## begin Entries shown

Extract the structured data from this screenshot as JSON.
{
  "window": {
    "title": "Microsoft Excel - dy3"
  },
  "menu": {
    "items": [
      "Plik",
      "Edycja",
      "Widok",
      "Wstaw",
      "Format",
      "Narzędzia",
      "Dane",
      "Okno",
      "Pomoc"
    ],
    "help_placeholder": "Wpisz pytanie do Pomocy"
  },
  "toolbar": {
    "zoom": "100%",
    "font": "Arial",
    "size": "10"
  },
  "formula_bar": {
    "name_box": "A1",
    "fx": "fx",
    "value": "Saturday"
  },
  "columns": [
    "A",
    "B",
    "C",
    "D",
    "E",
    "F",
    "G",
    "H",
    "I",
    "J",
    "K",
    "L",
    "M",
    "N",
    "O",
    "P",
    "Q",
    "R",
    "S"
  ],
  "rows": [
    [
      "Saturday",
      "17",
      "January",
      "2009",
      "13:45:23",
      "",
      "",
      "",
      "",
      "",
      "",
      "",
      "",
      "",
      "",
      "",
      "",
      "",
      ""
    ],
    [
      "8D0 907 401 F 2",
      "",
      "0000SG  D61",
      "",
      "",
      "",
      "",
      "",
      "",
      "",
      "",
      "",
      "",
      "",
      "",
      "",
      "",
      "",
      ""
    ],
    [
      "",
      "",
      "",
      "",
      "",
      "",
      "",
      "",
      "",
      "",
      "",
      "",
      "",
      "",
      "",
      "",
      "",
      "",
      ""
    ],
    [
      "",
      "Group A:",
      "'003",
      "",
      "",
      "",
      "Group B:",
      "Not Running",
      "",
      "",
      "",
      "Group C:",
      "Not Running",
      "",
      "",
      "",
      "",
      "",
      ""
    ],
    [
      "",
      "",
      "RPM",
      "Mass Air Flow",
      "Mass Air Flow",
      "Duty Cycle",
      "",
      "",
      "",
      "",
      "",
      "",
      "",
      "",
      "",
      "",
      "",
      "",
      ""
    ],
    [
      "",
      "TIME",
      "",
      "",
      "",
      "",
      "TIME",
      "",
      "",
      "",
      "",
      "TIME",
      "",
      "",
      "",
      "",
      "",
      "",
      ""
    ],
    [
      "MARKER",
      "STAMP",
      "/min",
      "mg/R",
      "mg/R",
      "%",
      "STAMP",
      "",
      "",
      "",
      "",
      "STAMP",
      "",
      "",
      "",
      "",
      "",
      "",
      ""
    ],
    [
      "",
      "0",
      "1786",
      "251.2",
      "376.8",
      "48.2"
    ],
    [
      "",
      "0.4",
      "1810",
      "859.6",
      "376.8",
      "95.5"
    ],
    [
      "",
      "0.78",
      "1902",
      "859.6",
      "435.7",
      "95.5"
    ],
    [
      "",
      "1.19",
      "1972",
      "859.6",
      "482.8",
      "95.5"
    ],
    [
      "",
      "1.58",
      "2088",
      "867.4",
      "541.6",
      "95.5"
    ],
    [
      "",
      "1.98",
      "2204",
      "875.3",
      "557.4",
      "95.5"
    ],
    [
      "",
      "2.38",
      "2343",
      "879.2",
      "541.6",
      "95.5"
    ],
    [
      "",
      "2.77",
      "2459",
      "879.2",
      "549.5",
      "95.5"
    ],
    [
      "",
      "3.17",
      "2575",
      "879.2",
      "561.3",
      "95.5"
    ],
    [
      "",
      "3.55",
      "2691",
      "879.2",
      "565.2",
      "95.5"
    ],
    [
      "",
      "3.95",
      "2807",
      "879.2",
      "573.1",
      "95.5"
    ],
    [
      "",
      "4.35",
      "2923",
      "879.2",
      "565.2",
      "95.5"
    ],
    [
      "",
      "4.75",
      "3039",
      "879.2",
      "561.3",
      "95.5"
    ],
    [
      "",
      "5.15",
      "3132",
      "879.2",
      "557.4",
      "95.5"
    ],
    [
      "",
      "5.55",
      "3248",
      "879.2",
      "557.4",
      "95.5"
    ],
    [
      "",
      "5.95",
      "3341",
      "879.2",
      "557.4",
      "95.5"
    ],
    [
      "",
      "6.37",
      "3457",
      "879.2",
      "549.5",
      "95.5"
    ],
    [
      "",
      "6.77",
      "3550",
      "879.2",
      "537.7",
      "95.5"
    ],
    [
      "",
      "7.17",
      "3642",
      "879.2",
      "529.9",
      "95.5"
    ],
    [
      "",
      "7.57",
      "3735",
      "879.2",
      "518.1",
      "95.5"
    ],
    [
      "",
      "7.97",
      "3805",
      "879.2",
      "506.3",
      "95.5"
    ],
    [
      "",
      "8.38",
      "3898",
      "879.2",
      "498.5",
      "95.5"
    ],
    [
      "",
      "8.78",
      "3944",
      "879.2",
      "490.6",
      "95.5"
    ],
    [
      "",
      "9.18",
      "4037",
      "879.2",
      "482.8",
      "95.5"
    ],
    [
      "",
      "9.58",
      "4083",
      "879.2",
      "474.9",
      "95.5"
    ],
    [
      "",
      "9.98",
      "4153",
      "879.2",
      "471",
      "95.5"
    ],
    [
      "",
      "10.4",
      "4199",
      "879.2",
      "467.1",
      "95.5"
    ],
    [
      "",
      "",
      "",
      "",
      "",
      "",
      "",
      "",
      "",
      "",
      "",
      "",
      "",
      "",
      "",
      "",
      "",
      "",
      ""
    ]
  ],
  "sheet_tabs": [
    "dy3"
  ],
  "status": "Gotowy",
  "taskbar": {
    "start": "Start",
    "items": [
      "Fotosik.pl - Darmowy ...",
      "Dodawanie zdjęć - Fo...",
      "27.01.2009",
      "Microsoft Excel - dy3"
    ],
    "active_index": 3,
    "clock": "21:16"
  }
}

## end Entries shown

■ **Exercise**: Count every line of the records that holds "Microsoft". State the number, nothing else.

■ **Solution to this task**: 2